[Required task] Go through the material below and copy each line where the word "JSON" appears.

(Excerpt from a dataset)
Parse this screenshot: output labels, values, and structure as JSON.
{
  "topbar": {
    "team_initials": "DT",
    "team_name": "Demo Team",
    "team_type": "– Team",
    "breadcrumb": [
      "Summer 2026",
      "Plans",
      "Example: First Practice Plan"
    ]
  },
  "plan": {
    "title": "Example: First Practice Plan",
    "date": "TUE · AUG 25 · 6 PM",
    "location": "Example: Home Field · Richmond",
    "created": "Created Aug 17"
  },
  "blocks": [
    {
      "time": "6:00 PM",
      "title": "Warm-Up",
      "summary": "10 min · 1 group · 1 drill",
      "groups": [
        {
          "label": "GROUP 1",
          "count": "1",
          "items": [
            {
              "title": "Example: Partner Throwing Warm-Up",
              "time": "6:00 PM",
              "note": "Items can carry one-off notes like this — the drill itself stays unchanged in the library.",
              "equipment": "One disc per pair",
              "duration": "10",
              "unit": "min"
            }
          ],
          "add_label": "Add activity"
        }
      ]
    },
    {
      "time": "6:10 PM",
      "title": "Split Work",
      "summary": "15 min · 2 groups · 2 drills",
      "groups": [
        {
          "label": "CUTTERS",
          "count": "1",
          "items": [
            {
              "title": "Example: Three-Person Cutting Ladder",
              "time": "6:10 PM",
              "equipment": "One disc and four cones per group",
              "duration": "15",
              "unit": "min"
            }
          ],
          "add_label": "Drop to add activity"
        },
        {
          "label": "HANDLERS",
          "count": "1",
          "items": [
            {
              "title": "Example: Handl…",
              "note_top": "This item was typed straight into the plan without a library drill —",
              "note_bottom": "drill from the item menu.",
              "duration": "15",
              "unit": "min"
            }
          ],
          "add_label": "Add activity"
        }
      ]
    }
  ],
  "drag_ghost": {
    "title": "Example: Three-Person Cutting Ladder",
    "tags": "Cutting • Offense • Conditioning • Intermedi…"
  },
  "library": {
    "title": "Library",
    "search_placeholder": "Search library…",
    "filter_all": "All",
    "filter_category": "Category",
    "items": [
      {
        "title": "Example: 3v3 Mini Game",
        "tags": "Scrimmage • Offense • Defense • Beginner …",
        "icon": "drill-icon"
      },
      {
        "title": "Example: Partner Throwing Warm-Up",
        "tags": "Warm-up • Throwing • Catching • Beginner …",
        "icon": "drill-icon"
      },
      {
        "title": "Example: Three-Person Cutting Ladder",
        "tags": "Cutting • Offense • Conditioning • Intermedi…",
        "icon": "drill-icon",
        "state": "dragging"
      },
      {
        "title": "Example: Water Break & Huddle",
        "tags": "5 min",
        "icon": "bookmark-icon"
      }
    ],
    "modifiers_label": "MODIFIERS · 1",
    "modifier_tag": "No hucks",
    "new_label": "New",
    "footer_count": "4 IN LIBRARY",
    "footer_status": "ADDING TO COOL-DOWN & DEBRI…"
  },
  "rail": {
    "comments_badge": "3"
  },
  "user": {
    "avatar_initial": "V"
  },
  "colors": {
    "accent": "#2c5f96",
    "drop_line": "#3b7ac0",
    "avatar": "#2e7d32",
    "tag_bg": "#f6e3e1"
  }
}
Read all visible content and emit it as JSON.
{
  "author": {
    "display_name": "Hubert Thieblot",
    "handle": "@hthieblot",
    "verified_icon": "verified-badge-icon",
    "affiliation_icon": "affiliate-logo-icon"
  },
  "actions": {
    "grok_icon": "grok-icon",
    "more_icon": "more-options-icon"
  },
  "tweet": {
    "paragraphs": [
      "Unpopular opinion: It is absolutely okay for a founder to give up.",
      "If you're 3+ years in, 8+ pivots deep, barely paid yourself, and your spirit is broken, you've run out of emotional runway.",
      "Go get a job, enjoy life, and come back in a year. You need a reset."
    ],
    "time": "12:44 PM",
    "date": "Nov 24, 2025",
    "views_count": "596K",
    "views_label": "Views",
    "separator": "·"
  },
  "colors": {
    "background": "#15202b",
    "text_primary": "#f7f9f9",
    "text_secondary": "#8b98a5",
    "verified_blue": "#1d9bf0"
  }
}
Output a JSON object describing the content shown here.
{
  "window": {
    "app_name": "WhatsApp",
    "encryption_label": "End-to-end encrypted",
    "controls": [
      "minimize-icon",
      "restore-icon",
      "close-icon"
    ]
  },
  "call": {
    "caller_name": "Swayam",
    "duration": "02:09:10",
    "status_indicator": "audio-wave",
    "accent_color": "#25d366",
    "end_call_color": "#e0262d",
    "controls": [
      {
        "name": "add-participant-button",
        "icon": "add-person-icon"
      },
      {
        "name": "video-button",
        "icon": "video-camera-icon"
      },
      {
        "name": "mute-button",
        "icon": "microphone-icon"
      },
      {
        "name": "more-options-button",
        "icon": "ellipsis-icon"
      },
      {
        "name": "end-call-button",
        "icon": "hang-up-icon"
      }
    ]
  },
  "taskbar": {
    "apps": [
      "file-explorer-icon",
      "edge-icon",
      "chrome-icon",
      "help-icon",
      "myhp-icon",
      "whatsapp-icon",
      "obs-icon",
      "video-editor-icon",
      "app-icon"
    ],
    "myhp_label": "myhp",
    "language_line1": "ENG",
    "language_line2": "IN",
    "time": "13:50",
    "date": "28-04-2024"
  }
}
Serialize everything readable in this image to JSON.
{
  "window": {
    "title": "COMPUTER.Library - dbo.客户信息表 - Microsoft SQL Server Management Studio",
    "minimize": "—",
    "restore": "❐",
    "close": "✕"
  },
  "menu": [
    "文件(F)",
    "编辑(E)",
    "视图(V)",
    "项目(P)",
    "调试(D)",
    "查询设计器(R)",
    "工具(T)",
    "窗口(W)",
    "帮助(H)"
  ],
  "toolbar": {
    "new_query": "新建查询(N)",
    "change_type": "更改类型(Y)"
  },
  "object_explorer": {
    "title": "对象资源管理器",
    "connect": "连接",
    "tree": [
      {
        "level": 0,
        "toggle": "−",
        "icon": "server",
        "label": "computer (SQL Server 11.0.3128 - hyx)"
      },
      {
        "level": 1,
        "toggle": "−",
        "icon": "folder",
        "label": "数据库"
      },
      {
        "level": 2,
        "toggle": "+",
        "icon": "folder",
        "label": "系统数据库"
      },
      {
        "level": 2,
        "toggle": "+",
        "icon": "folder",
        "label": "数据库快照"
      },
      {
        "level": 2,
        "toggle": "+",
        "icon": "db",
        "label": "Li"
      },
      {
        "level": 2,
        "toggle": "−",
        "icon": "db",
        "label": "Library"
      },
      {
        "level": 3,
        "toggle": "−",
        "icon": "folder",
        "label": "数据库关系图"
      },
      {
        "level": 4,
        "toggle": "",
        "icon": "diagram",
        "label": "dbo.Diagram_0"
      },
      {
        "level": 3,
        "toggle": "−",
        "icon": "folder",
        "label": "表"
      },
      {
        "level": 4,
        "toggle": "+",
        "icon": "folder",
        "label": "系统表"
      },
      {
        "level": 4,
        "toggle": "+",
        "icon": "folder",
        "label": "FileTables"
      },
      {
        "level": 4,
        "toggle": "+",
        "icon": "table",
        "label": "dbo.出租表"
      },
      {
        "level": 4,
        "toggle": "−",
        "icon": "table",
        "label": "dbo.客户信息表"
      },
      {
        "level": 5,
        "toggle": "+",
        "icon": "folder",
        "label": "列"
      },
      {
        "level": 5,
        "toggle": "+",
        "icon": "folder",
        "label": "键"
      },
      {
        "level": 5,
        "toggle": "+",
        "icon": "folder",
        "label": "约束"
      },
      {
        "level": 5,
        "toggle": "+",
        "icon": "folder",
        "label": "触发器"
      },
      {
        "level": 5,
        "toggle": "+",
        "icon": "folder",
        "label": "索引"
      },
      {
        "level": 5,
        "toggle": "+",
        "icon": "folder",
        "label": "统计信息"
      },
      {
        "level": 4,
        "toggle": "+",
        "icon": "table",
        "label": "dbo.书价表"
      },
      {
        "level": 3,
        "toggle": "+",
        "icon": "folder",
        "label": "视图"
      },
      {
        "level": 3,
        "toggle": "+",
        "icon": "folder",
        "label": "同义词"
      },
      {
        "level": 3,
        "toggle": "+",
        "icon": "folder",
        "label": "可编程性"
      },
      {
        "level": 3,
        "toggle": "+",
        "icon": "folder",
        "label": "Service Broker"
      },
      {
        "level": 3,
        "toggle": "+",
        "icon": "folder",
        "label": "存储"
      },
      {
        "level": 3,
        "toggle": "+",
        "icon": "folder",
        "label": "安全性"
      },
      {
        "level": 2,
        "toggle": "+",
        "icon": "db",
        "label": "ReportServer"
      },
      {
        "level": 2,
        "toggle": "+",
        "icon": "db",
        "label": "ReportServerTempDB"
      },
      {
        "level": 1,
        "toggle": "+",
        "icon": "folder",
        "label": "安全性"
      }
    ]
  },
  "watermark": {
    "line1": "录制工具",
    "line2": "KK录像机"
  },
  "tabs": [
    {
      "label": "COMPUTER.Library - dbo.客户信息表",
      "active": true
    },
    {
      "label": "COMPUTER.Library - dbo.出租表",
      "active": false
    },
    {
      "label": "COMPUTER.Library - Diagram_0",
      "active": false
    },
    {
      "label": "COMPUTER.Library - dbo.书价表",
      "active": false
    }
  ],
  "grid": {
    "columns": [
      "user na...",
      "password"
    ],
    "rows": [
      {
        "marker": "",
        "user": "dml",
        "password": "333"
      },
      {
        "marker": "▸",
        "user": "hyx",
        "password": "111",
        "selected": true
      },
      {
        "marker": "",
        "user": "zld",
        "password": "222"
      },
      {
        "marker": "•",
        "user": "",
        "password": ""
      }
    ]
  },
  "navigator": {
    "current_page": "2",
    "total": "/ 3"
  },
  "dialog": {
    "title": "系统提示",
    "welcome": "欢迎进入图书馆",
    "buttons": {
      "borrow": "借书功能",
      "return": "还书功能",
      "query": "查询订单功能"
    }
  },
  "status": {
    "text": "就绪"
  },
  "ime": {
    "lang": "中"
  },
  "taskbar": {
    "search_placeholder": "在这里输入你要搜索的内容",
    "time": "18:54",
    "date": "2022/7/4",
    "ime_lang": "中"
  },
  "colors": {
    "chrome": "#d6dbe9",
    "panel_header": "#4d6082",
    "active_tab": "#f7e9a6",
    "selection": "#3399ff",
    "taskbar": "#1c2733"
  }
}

[Task solution]
Parse this screenshot: output labels, values, and structure as JSON.
Read all visible content and emit it as JSON.
Output a JSON object describing the content shown here.
Serialize everything readable in this image to JSON.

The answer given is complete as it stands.